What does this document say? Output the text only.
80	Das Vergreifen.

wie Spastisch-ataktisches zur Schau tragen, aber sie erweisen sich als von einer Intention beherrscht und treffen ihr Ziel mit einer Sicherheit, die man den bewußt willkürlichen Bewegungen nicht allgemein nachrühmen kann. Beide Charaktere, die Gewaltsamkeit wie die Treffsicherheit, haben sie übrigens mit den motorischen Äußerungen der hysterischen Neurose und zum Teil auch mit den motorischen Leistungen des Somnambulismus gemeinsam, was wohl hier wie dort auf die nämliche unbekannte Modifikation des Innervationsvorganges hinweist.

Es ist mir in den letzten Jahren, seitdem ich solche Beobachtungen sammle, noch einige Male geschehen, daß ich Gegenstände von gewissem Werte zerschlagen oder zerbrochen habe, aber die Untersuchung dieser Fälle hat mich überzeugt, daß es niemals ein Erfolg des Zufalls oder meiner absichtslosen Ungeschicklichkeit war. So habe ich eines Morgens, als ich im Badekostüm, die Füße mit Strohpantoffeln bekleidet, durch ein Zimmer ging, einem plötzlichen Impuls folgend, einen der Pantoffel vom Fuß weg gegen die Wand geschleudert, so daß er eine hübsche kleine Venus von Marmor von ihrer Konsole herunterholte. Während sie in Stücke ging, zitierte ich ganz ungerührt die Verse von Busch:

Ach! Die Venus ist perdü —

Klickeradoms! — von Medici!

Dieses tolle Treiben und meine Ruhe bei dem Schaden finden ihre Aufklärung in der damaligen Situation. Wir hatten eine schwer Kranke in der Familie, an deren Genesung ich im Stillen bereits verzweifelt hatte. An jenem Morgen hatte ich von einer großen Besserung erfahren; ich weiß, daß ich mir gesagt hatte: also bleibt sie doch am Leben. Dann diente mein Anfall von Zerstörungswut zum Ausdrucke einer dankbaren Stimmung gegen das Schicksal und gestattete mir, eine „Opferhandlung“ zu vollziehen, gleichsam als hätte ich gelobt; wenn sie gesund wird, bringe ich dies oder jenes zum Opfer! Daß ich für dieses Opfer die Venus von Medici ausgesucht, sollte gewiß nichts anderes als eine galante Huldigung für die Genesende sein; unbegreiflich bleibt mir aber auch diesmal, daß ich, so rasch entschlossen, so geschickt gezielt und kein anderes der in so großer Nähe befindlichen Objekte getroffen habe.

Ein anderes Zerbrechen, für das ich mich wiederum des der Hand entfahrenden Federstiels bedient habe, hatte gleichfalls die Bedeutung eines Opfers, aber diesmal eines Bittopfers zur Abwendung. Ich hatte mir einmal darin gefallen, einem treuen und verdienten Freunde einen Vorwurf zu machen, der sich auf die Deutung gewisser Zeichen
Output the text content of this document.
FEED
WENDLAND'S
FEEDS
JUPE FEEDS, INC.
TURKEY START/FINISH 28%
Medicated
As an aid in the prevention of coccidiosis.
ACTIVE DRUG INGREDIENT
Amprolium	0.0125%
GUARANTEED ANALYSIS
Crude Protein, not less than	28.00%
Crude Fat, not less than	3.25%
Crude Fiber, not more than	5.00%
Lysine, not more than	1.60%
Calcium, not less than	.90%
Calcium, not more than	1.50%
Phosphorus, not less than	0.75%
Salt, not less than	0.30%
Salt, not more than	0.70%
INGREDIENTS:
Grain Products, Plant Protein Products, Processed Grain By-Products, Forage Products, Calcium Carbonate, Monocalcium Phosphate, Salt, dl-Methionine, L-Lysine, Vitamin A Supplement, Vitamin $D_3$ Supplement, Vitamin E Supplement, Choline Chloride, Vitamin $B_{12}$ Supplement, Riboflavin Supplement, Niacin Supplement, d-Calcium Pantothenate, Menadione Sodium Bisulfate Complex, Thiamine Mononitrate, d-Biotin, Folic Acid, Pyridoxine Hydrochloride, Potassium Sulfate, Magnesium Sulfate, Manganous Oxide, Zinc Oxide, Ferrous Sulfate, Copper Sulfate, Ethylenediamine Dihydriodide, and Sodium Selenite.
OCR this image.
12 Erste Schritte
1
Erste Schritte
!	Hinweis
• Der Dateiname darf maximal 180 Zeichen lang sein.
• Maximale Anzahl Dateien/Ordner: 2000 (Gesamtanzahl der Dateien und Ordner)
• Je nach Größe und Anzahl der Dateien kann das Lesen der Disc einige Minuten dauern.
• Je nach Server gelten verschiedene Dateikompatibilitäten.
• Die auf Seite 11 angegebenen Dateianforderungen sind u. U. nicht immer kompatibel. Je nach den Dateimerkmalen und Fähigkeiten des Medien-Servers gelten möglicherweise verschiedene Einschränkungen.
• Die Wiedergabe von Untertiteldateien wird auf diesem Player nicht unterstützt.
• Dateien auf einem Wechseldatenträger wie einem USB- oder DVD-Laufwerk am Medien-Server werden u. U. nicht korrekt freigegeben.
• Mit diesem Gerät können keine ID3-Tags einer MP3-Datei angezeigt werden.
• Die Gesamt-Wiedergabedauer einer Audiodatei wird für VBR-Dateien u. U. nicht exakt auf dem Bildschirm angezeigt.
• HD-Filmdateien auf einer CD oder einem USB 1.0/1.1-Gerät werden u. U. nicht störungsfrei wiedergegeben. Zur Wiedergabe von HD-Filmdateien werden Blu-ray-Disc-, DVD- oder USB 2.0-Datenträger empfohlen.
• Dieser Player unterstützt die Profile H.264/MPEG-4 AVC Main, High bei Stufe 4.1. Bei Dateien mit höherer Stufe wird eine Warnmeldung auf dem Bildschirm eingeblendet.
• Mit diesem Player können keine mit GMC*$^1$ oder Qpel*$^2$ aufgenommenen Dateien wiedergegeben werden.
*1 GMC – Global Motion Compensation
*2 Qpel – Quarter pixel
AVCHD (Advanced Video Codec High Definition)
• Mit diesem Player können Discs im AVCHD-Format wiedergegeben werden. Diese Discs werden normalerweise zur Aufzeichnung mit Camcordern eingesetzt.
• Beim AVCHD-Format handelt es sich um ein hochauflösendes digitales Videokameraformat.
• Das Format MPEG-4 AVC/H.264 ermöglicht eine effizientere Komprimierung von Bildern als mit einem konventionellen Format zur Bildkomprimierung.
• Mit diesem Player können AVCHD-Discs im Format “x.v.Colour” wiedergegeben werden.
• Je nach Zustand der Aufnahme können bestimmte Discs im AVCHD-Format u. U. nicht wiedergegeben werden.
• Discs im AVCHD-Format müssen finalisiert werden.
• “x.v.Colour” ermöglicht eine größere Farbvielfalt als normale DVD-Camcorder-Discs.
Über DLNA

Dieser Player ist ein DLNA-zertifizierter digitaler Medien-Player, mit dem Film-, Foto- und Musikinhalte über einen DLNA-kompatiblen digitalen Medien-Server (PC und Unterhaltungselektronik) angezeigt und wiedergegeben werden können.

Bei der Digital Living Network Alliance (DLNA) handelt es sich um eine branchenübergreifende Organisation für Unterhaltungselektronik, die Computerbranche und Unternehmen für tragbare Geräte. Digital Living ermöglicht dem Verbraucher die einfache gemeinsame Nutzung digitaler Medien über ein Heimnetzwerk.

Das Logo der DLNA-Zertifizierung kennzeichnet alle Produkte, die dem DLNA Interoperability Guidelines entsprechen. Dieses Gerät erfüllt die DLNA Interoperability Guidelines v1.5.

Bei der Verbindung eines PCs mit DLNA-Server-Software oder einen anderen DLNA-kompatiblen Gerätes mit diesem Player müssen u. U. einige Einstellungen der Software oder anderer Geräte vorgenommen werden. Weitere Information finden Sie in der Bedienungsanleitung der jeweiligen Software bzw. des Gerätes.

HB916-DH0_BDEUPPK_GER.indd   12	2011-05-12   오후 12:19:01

■ EXERCISE BRIEF ■
Using the entries above, tally every line that holds the word "keine". Answer with that number only.

■ RESULT OF THE EXERCISE ■
2